◆ The problem ◆
Copy out the entries below in full and exactly.

· · · ·

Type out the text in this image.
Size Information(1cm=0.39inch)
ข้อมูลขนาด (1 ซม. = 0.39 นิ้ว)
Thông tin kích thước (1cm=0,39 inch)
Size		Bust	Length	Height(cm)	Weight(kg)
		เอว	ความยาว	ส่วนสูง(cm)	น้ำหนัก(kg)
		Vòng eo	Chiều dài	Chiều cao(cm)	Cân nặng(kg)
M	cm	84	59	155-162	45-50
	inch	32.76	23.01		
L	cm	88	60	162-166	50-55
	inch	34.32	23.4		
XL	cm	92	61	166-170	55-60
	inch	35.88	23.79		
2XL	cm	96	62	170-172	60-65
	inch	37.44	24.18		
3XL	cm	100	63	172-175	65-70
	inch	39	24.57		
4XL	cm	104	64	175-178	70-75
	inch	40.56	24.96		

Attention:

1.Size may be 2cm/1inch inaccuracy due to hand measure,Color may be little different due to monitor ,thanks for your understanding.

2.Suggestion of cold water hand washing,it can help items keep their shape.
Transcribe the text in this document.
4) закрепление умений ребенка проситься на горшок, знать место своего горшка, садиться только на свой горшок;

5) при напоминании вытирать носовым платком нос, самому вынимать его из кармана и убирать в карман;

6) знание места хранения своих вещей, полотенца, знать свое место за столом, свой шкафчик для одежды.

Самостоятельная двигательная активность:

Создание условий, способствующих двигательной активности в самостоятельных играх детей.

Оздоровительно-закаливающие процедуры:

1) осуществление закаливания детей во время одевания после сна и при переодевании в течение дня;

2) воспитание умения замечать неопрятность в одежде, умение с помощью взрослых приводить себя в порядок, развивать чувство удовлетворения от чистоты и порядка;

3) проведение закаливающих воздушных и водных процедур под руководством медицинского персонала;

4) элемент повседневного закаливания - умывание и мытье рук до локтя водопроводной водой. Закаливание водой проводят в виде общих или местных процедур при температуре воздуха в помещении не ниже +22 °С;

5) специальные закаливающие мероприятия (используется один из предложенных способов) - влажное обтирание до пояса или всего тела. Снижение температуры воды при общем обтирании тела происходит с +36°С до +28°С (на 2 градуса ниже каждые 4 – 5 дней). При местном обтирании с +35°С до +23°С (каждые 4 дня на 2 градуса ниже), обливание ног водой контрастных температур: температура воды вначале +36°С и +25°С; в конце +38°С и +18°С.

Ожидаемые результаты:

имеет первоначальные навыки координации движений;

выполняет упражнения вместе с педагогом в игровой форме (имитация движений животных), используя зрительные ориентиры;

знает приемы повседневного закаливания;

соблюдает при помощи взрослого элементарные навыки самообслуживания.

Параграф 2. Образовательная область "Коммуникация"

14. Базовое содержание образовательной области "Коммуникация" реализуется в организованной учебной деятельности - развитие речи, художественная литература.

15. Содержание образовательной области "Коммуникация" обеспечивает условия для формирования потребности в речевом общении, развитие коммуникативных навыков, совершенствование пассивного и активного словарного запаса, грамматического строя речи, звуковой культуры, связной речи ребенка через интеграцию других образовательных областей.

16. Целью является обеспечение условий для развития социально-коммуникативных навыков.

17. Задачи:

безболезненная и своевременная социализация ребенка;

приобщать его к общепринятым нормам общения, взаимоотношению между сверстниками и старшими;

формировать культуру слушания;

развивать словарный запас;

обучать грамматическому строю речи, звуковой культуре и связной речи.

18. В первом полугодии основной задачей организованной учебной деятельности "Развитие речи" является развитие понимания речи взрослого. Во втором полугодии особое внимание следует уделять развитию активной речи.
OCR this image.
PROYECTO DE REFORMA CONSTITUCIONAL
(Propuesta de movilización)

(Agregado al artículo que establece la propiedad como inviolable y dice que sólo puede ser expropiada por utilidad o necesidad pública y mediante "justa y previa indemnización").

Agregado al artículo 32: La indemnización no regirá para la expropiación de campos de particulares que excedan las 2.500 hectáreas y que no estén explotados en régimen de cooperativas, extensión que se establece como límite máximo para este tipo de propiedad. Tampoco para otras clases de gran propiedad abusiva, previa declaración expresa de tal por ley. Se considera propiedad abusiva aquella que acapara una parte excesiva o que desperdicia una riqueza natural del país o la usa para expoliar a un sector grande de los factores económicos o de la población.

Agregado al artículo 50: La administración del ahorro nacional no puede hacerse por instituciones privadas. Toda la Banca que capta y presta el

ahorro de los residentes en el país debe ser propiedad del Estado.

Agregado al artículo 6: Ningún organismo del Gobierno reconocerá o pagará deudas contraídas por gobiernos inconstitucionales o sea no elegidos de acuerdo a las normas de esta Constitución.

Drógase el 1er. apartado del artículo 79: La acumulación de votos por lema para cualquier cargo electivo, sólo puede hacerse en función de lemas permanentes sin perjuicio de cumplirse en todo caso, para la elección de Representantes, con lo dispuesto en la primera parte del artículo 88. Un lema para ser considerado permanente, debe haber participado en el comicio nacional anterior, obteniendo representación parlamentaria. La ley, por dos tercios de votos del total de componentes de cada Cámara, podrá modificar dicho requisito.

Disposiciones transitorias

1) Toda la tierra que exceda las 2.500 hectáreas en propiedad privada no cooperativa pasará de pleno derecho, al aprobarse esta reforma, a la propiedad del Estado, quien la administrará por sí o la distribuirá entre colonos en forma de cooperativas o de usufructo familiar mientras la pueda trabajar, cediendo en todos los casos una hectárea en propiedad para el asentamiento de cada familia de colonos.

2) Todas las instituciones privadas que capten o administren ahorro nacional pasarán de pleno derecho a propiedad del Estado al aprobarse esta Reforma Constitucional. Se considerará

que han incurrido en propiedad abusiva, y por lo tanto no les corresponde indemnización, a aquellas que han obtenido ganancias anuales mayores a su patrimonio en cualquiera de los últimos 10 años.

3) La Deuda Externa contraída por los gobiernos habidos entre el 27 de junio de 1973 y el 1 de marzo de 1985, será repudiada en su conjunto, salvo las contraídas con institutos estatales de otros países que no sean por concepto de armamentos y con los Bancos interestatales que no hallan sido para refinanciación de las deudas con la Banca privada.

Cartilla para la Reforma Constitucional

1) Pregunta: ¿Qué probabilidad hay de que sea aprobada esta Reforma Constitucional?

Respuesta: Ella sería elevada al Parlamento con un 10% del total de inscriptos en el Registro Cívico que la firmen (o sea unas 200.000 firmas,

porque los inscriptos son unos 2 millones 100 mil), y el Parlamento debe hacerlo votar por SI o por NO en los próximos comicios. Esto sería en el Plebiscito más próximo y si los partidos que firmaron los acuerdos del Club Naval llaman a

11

· · · ·

◆ Response to the task ◆
Type out the text in this image.
Size Information(1cm=0.39inch)
ข้อมูลขนาด (1 ซม. = 0.39 นิ้ว)
Thông tin kích thước (1cm=0,39 inch)
Size		Bust	Length	Height(cm)	Weight(kg)
		เอว	ความยาว	ส่วนสูง(cm)	น้ำหนัก(kg)
		Vòng eo	Chiều dài	Chiều cao(cm)	Cân nặng(kg)
M	cm	84	59	155-162	45-50
	inch	32.76	23.01		
L	cm	88	60	162-166	50-55
	inch	34.32	23.4		
XL	cm	92	61	166-170	55-60
	inch	35.88	23.79		
2XL	cm	96	62	170-172	60-65
	inch	37.44	24.18		
3XL	cm	100	63	172-175	65-70
	inch	39	24.57		
4XL	cm	104	64	175-178	70-75
	inch	40.56	24.96		

Attention:

1.Size may be 2cm/1inch inaccuracy due to hand measure,Color may be little different due to monitor ,thanks for your understanding.

2.Suggestion of cold water hand washing,it can help items keep their shape.
Transcribe the text in this document.
4) закрепление умений ребенка проситься на горшок, знать место своего горшка, садиться только на свой горшок;

5) при напоминании вытирать носовым платком нос, самому вынимать его из кармана и убирать в карман;

6) знание места хранения своих вещей, полотенца, знать свое место за столом, свой шкафчик для одежды.

Самостоятельная двигательная активность:

Создание условий, способствующих двигательной активности в самостоятельных играх детей.

Оздоровительно-закаливающие процедуры:

1) осуществление закаливания детей во время одевания после сна и при переодевании в течение дня;

2) воспитание умения замечать неопрятность в одежде, умение с помощью взрослых приводить себя в порядок, развивать чувство удовлетворения от чистоты и порядка;

3) проведение закаливающих воздушных и водных процедур под руководством медицинского персонала;

4) элемент повседневного закаливания - умывание и мытье рук до локтя водопроводной водой. Закаливание водой проводят в виде общих или местных процедур при температуре воздуха в помещении не ниже +22 °С;

5) специальные закаливающие мероприятия (используется один из предложенных способов) - влажное обтирание до пояса или всего тела. Снижение температуры воды при общем обтирании тела происходит с +36°С до +28°С (на 2 градуса ниже каждые 4 – 5 дней). При местном обтирании с +35°С до +23°С (каждые 4 дня на 2 градуса ниже), обливание ног водой контрастных температур: температура воды вначале +36°С и +25°С; в конце +38°С и +18°С.

Ожидаемые результаты:

имеет первоначальные навыки координации движений;

выполняет упражнения вместе с педагогом в игровой форме (имитация движений животных), используя зрительные ориентиры;

знает приемы повседневного закаливания;

соблюдает при помощи взрослого элементарные навыки самообслуживания.

Параграф 2. Образовательная область "Коммуникация"

14. Базовое содержание образовательной области "Коммуникация" реализуется в организованной учебной деятельности - развитие речи, художественная литература.

15. Содержание образовательной области "Коммуникация" обеспечивает условия для формирования потребности в речевом общении, развитие коммуникативных навыков, совершенствование пассивного и активного словарного запаса, грамматического строя речи, звуковой культуры, связной речи ребенка через интеграцию других образовательных областей.

16. Целью является обеспечение условий для развития социально-коммуникативных навыков.

17. Задачи:

безболезненная и своевременная социализация ребенка;

приобщать его к общепринятым нормам общения, взаимоотношению между сверстниками и старшими;

формировать культуру слушания;

развивать словарный запас;

обучать грамматическому строю речи, звуковой культуре и связной речи.

18. В первом полугодии основной задачей организованной учебной деятельности "Развитие речи" является развитие понимания речи взрослого. Во втором полугодии особое внимание следует уделять развитию активной речи.
OCR this image.
PROYECTO DE REFORMA CONSTITUCIONAL
(Propuesta de movilización)

(Agregado al artículo que establece la propiedad como inviolable y dice que sólo puede ser expropiada por utilidad o necesidad pública y mediante "justa y previa indemnización").

Agregado al artículo 32: La indemnización no regirá para la expropiación de campos de particulares que excedan las 2.500 hectáreas y que no estén explotados en régimen de cooperativas, extensión que se establece como límite máximo para este tipo de propiedad. Tampoco para otras clases de gran propiedad abusiva, previa declaración expresa de tal por ley. Se considera propiedad abusiva aquella que acapara una parte excesiva o que desperdicia una riqueza natural del país o la usa para expoliar a un sector grande de los factores económicos o de la población.

Agregado al artículo 50: La administración del ahorro nacional no puede hacerse por instituciones privadas. Toda la Banca que capta y presta el

ahorro de los residentes en el país debe ser propiedad del Estado.

Agregado al artículo 6: Ningún organismo del Gobierno reconocerá o pagará deudas contraídas por gobiernos inconstitucionales o sea no elegidos de acuerdo a las normas de esta Constitución.

Drógase el 1er. apartado del artículo 79: La acumulación de votos por lema para cualquier cargo electivo, sólo puede hacerse en función de lemas permanentes sin perjuicio de cumplirse en todo caso, para la elección de Representantes, con lo dispuesto en la primera parte del artículo 88. Un lema para ser considerado permanente, debe haber participado en el comicio nacional anterior, obteniendo representación parlamentaria. La ley, por dos tercios de votos del total de componentes de cada Cámara, podrá modificar dicho requisito.

Disposiciones transitorias

1) Toda la tierra que exceda las 2.500 hectáreas en propiedad privada no cooperativa pasará de pleno derecho, al aprobarse esta reforma, a la propiedad del Estado, quien la administrará por sí o la distribuirá entre colonos en forma de cooperativas o de usufructo familiar mientras la pueda trabajar, cediendo en todos los casos una hectárea en propiedad para el asentamiento de cada familia de colonos.

2) Todas las instituciones privadas que capten o administren ahorro nacional pasarán de pleno derecho a propiedad del Estado al aprobarse esta Reforma Constitucional. Se considerará

que han incurrido en propiedad abusiva, y por lo tanto no les corresponde indemnización, a aquellas que han obtenido ganancias anuales mayores a su patrimonio en cualquiera de los últimos 10 años.

3) La Deuda Externa contraída por los gobiernos habidos entre el 27 de junio de 1973 y el 1 de marzo de 1985, será repudiada en su conjunto, salvo las contraídas con institutos estatales de otros países que no sean por concepto de armamentos y con los Bancos interestatales que no hallan sido para refinanciación de las deudas con la Banca privada.

Cartilla para la Reforma Constitucional

1) Pregunta: ¿Qué probabilidad hay de que sea aprobada esta Reforma Constitucional?

Respuesta: Ella sería elevada al Parlamento con un 10% del total de inscriptos en el Registro Cívico que la firmen (o sea unas 200.000 firmas,

porque los inscriptos son unos 2 millones 100 mil), y el Parlamento debe hacerlo votar por SI o por NO en los próximos comicios. Esto sería en el Plebiscito más próximo y si los partidos que firmaron los acuerdos del Club Naval llaman a

11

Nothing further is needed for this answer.